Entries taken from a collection
-- begin --

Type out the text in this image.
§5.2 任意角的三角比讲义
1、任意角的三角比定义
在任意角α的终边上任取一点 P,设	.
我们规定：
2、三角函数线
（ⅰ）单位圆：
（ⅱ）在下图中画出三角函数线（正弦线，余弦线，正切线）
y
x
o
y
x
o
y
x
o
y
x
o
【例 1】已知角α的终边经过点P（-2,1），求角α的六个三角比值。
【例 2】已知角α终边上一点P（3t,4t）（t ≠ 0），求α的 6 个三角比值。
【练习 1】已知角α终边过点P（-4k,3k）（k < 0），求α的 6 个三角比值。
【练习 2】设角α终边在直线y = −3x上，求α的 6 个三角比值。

-- end --

▶ **What you need to do**:
Reproduce every record above exactly as it appears.

▶ **Problem solution**:
Type out the text in this image.
§5.2 任意角的三角比讲义
1、任意角的三角比定义
在任意角α的终边上任取一点 P,设	.
我们规定：
2、三角函数线
（ⅰ）单位圆：
（ⅱ）在下图中画出三角函数线（正弦线，余弦线，正切线）
y
x
o
y
x
o
y
x
o
y
x
o
【例 1】已知角α的终边经过点P（-2,1），求角α的六个三角比值。
【例 2】已知角α终边上一点P（3t,4t）（t ≠ 0），求α的 6 个三角比值。
【练习 1】已知角α终边过点P（-4k,3k）（k < 0），求α的 6 个三角比值。
【练习 2】设角α终边在直线y = −3x上，求α的 6 个三角比值。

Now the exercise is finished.